• _STATED TASK_
All of the material should be reproduced exactly, with pictures left out.

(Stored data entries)
===============
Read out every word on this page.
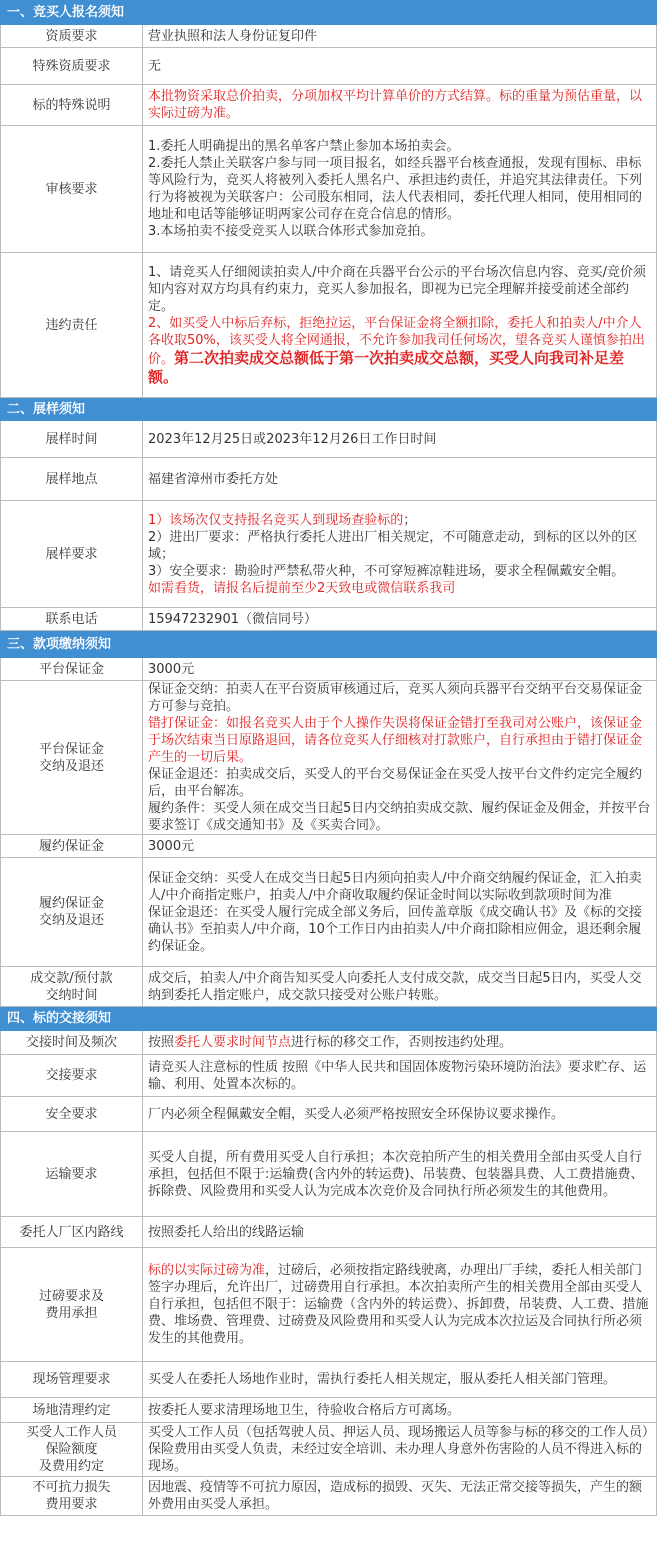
一、竞买人报名须知	
资质要求	营业执照和法人身份证复印件

特殊资质要求	无

标的特殊说明	本批物资采取总价拍卖，分项加权平均计算单价的方式结算。标的重量为预估重量，以实际过磅为准。

审核要求	1.委托人明确提出的黑名单客户禁止参加本场拍卖会。
2.委托人禁止关联客户参与同一项目报名，如经兵器平台核查通报，发现有围标、串标等风险行为，竞买人将被列入委托人黑名户、承担违约责任，并追究其法律责任。下列行为将被视为关联客户：公司股东相同，法人代表相同，委托代理人相同，使用相同的地址和电话等能够证明两家公司存在竞合信息的情形。
3.本场拍卖不接受竞买人以联合体形式参加竞拍。

违约责任	1、请竞买人仔细阅读拍卖人/中介商在兵器平台公示的平台场次信息内容、竞买/竞价须知内容对双方均具有约束力，竞买人参加报名，即视为已完全理解并接受前述全部约定。
2、如买受人中标后弃标，拒绝拉运，平台保证金将全额扣除，委托人和拍卖人/中介人各收取50%，该买受人将全网通报，不允许参加我司任何场次，望各竞买人谨慎参拍出价。第二次拍卖成交总额低于第一次拍卖成交总额，买受人向我司补足差额。

二、展样须知	
展样时间	2023年12月25日或2023年12月26日工作日时间

展样地点	福建省漳州市委托方处

展样要求	1）该场次仅支持报名竞买人到现场查验标的；
2）进出厂要求：严格执行委托人进出厂相关规定，不可随意走动，到标的区以外的区域；
3）安全要求：勘验时严禁私带火种，不可穿短裤凉鞋进场，要求全程佩戴安全帽。
如需看货，请报名后提前至少2天致电或微信联系我司

联系电话	15947232901（微信同号）

三、款项缴纳须知	
平台保证金	3000元

平台保证金
交纳及退还	保证金交纳：拍卖人在平台资质审核通过后，竞买人须向兵器平台交纳平台交易保证金方可参与竞拍。
错打保证金：如报名竞买人由于个人操作失误将保证金错打至我司对公账户，该保证金于场次结束当日原路退回，请各位竞买人仔细核对打款账户，自行承担由于错打保证金产生的一切后果。
保证金退还：拍卖成交后，买受人的平台交易保证金在买受人按平台文件约定完全履约后，由平台解冻。
履约条件：买受人须在成交当日起5日内交纳拍卖成交款、履约保证金及佣金，并按平台要求签订《成交通知书》及《买卖合同》。

履约保证金	3000元

履约保证金
交纳及退还	保证金交纳：买受人在成交当日起5日内须向拍卖人/中介商交纳履约保证金，汇入拍卖人/中介商指定账户，拍卖人/中介商收取履约保证金时间以实际收到款项时间为准
保证金退还：在买受人履行完成全部义务后，回传盖章版《成交确认书》及《标的交接确认书》至拍卖人/中介商，10个工作日内由拍卖人/中介商扣除相应佣金，退还剩余履约保证金。

成交款/预付款
交纳时间	成交后，拍卖人/中介商告知买受人向委托人支付成交款，成交当日起5日内，买受人交纳到委托人指定账户，成交款只接受对公账户转账。

四、标的交接须知	
交接时间及频次	按照委托人要求时间节点进行标的移交工作，否则按违约处理。

交接要求	请竞买人注意标的性质 按照《中华人民共和国固体废物污染环境防治法》要求贮存、运输、利用、处置本次标的。

安全要求	厂内必须全程佩戴安全帽，买受人必须严格按照安全环保协议要求操作。

运输要求	买受人自提，所有费用买受人自行承担；本次竞拍所产生的相关费用全部由买受人自行承担，包括但不限于:运输费(含内外的转运费)、吊装费、包装器具费、人工费措施费、拆除费、风险费用和买受人认为完成本次竞价及合同执行所必须发生的其他费用。

委托人厂区内路线	按照委托人给出的线路运输

过磅要求及
费用承担	标的以实际过磅为准，过磅后，必须按指定路线驶离，办理出厂手续，委托人相关部门签字办理后，允许出厂，过磅费用自行承担。本次拍卖所产生的相关费用全部由买受人自行承担，包括但不限于：运输费（含内外的转运费）、拆卸费，吊装费、人工费、措施费、堆场费、管理费、过磅费及风险费用和买受人认为完成本次拉运及合同执行所必须发生的其他费用。

现场管理要求	买受人在委托人场地作业时，需执行委托人相关规定，服从委托人相关部门管理。

场地清理约定	按委托人要求清理场地卫生，待验收合格后方可离场。

买受人工作人员
保险额度
及费用约定	买受人工作人员（包括驾驶人员、押运人员、现场搬运人员等参与标的移交的工作人员）保险费用由买受人负责，未经过安全培训、未办理人身意外伤害险的人员不得进入标的现场。

不可抗力损失
费用要求	因地震、疫情等不可抗力原因，造成标的损毁、灭失、无法正常交接等损失，产生的额外费用由买受人承担。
===============
• _REPLY_
Read out every word on this page.
一、竞买人报名须知	
资质要求	营业执照和法人身份证复印件

特殊资质要求	无

标的特殊说明	本批物资采取总价拍卖，分项加权平均计算单价的方式结算。标的重量为预估重量，以实际过磅为准。

审核要求	1.委托人明确提出的黑名单客户禁止参加本场拍卖会。
2.委托人禁止关联客户参与同一项目报名，如经兵器平台核查通报，发现有围标、串标等风险行为，竞买人将被列入委托人黑名户、承担违约责任，并追究其法律责任。下列行为将被视为关联客户：公司股东相同，法人代表相同，委托代理人相同，使用相同的地址和电话等能够证明两家公司存在竞合信息的情形。
3.本场拍卖不接受竞买人以联合体形式参加竞拍。

违约责任	1、请竞买人仔细阅读拍卖人/中介商在兵器平台公示的平台场次信息内容、竞买/竞价须知内容对双方均具有约束力，竞买人参加报名，即视为已完全理解并接受前述全部约定。
2、如买受人中标后弃标，拒绝拉运，平台保证金将全额扣除，委托人和拍卖人/中介人各收取50%，该买受人将全网通报，不允许参加我司任何场次，望各竞买人谨慎参拍出价。第二次拍卖成交总额低于第一次拍卖成交总额，买受人向我司补足差额。

二、展样须知	
展样时间	2023年12月25日或2023年12月26日工作日时间

展样地点	福建省漳州市委托方处

展样要求	1）该场次仅支持报名竞买人到现场查验标的；
2）进出厂要求：严格执行委托人进出厂相关规定，不可随意走动，到标的区以外的区域；
3）安全要求：勘验时严禁私带火种，不可穿短裤凉鞋进场，要求全程佩戴安全帽。
如需看货，请报名后提前至少2天致电或微信联系我司

联系电话	15947232901（微信同号）

三、款项缴纳须知	
平台保证金	3000元

平台保证金
交纳及退还	保证金交纳：拍卖人在平台资质审核通过后，竞买人须向兵器平台交纳平台交易保证金方可参与竞拍。
错打保证金：如报名竞买人由于个人操作失误将保证金错打至我司对公账户，该保证金于场次结束当日原路退回，请各位竞买人仔细核对打款账户，自行承担由于错打保证金产生的一切后果。
保证金退还：拍卖成交后，买受人的平台交易保证金在买受人按平台文件约定完全履约后，由平台解冻。
履约条件：买受人须在成交当日起5日内交纳拍卖成交款、履约保证金及佣金，并按平台要求签订《成交通知书》及《买卖合同》。

履约保证金	3000元

履约保证金
交纳及退还	保证金交纳：买受人在成交当日起5日内须向拍卖人/中介商交纳履约保证金，汇入拍卖人/中介商指定账户，拍卖人/中介商收取履约保证金时间以实际收到款项时间为准
保证金退还：在买受人履行完成全部义务后，回传盖章版《成交确认书》及《标的交接确认书》至拍卖人/中介商，10个工作日内由拍卖人/中介商扣除相应佣金，退还剩余履约保证金。

成交款/预付款
交纳时间	成交后，拍卖人/中介商告知买受人向委托人支付成交款，成交当日起5日内，买受人交纳到委托人指定账户，成交款只接受对公账户转账。

四、标的交接须知	
交接时间及频次	按照委托人要求时间节点进行标的移交工作，否则按违约处理。

交接要求	请竞买人注意标的性质 按照《中华人民共和国固体废物污染环境防治法》要求贮存、运输、利用、处置本次标的。

安全要求	厂内必须全程佩戴安全帽，买受人必须严格按照安全环保协议要求操作。

运输要求	买受人自提，所有费用买受人自行承担；本次竞拍所产生的相关费用全部由买受人自行承担，包括但不限于:运输费(含内外的转运费)、吊装费、包装器具费、人工费措施费、拆除费、风险费用和买受人认为完成本次竞价及合同执行所必须发生的其他费用。

委托人厂区内路线	按照委托人给出的线路运输

过磅要求及
费用承担	标的以实际过磅为准，过磅后，必须按指定路线驶离，办理出厂手续，委托人相关部门签字办理后，允许出厂，过磅费用自行承担。本次拍卖所产生的相关费用全部由买受人自行承担，包括但不限于：运输费（含内外的转运费）、拆卸费，吊装费、人工费、措施费、堆场费、管理费、过磅费及风险费用和买受人认为完成本次拉运及合同执行所必须发生的其他费用。

现场管理要求	买受人在委托人场地作业时，需执行委托人相关规定，服从委托人相关部门管理。

场地清理约定	按委托人要求清理场地卫生，待验收合格后方可离场。

买受人工作人员
保险额度
及费用约定	买受人工作人员（包括驾驶人员、押运人员、现场搬运人员等参与标的移交的工作人员）保险费用由买受人负责，未经过安全培训、未办理人身意外伤害险的人员不得进入标的现场。

不可抗力损失
费用要求	因地震、疫情等不可抗力原因，造成标的损毁、灭失、无法正常交接等损失，产生的额外费用由买受人承担。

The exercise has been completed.